--- START ---

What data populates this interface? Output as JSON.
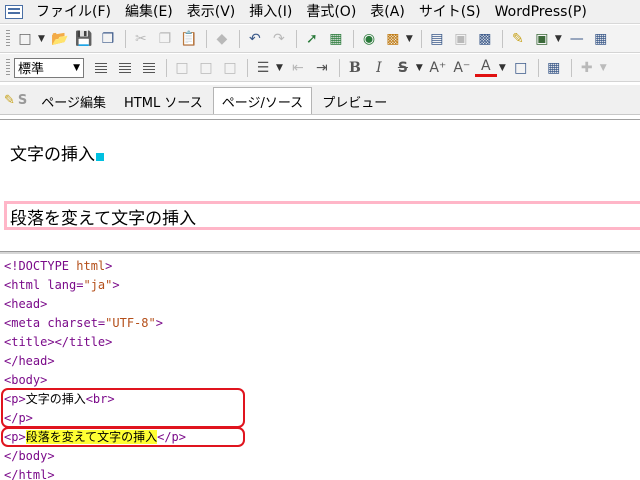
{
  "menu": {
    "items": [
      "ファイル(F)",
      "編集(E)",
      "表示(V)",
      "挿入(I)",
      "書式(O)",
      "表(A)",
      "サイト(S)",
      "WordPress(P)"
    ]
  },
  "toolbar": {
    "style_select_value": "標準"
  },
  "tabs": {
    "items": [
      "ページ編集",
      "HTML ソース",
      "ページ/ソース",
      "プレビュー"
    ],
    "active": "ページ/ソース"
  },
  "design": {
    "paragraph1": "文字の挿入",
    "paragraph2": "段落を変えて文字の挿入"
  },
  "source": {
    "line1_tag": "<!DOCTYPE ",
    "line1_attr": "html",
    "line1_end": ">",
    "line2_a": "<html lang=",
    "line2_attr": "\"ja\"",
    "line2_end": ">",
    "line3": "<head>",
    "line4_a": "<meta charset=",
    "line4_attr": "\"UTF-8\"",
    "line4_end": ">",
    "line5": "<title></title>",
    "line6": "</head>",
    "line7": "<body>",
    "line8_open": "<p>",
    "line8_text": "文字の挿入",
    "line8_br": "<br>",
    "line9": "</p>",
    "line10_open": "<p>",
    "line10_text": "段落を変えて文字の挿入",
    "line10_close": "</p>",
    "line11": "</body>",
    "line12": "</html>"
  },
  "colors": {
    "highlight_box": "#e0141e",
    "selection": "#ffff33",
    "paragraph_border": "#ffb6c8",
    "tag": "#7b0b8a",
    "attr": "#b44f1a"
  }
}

--- END ---
--- START ---

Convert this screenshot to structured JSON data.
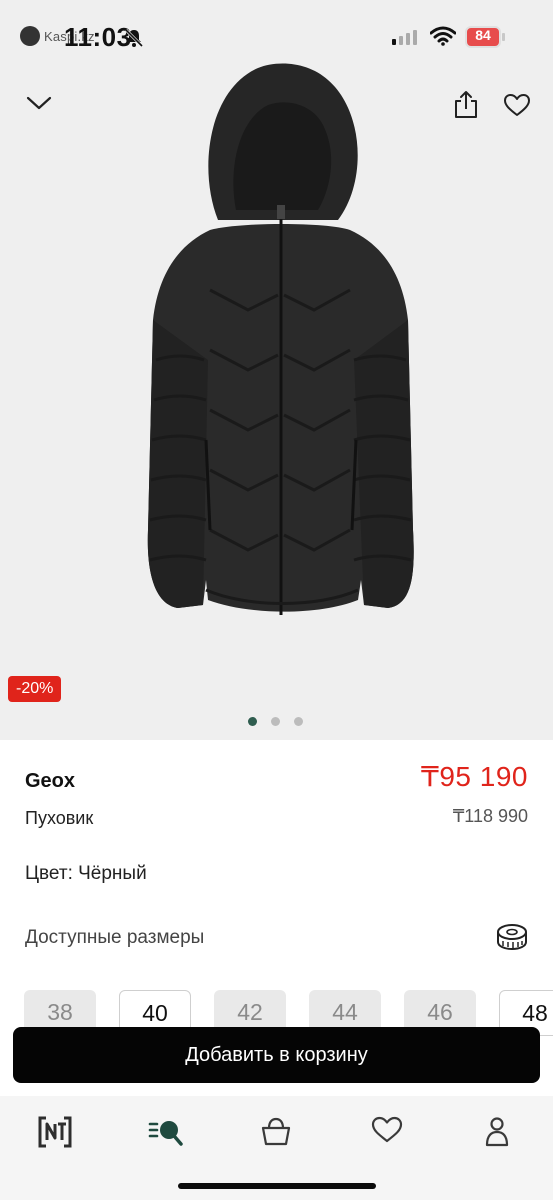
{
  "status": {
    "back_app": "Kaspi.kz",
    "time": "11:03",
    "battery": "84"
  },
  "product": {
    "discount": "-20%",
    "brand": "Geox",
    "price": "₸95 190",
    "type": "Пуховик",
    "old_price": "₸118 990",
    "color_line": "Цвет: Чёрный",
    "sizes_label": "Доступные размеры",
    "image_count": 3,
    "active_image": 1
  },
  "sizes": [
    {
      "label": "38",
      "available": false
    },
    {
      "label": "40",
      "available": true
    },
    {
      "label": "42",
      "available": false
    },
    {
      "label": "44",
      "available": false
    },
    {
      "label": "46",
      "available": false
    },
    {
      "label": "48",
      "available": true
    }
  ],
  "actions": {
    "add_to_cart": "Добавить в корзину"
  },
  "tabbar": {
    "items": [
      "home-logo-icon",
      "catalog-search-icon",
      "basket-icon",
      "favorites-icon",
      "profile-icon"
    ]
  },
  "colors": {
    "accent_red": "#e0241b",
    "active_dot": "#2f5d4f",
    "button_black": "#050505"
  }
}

--- END ---

_What is required_
Pick each line holding the word "JSON" out of the data and copy it.

_Full response_
What data populates this interface? Output as JSON.
Convert this screenshot to structured JSON data.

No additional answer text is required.